++++ RECORDS SHOWN ++++
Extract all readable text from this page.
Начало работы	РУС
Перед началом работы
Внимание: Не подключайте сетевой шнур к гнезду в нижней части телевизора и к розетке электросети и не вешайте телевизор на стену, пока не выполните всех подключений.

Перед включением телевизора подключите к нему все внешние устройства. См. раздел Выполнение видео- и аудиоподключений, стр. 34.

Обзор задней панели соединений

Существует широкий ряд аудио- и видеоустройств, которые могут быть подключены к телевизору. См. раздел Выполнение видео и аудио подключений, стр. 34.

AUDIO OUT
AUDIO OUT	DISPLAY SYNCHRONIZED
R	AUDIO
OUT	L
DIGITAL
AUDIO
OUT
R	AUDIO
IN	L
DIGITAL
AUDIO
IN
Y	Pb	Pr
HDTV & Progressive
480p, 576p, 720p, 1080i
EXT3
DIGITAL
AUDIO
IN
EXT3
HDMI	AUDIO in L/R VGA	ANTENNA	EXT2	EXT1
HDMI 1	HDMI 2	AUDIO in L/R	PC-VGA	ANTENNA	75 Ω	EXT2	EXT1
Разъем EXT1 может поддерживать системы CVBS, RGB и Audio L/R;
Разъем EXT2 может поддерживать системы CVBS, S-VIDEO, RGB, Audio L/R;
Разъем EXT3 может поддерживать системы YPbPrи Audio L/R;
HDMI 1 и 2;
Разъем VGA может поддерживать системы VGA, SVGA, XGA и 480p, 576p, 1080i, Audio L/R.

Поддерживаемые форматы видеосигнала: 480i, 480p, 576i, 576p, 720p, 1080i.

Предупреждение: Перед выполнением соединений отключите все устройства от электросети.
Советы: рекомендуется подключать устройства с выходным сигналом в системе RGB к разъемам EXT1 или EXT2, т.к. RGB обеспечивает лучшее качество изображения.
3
++++
Set down the material above again, word for word.

Extract all readable text from this page.
Начало работы	РУС
Перед началом работы
Внимание: Не подключайте сетевой шнур к гнезду в нижней части телевизора и к розетке электросети и не вешайте телевизор на стену, пока не выполните всех подключений.

Перед включением телевизора подключите к нему все внешние устройства. См. раздел Выполнение видео- и аудиоподключений, стр. 34.

Обзор задней панели соединений

Существует широкий ряд аудио- и видеоустройств, которые могут быть подключены к телевизору. См. раздел Выполнение видео и аудио подключений, стр. 34.

AUDIO OUT
AUDIO OUT	DISPLAY SYNCHRONIZED
R	AUDIO
OUT	L
DIGITAL
AUDIO
OUT
R	AUDIO
IN	L
DIGITAL
AUDIO
IN
Y	Pb	Pr
HDTV & Progressive
480p, 576p, 720p, 1080i
EXT3
DIGITAL
AUDIO
IN
EXT3
HDMI	AUDIO in L/R VGA	ANTENNA	EXT2	EXT1
HDMI 1	HDMI 2	AUDIO in L/R	PC-VGA	ANTENNA	75 Ω	EXT2	EXT1
Разъем EXT1 может поддерживать системы CVBS, RGB и Audio L/R;
Разъем EXT2 может поддерживать системы CVBS, S-VIDEO, RGB, Audio L/R;
Разъем EXT3 может поддерживать системы YPbPrи Audio L/R;
HDMI 1 и 2;
Разъем VGA может поддерживать системы VGA, SVGA, XGA и 480p, 576p, 1080i, Audio L/R.

Поддерживаемые форматы видеосигнала: 480i, 480p, 576i, 576p, 720p, 1080i.

Предупреждение: Перед выполнением соединений отключите все устройства от электросети.
Советы: рекомендуется подключать устройства с выходным сигналом в системе RGB к разъемам EXT1 или EXT2, т.к. RGB обеспечивает лучшее качество изображения.
3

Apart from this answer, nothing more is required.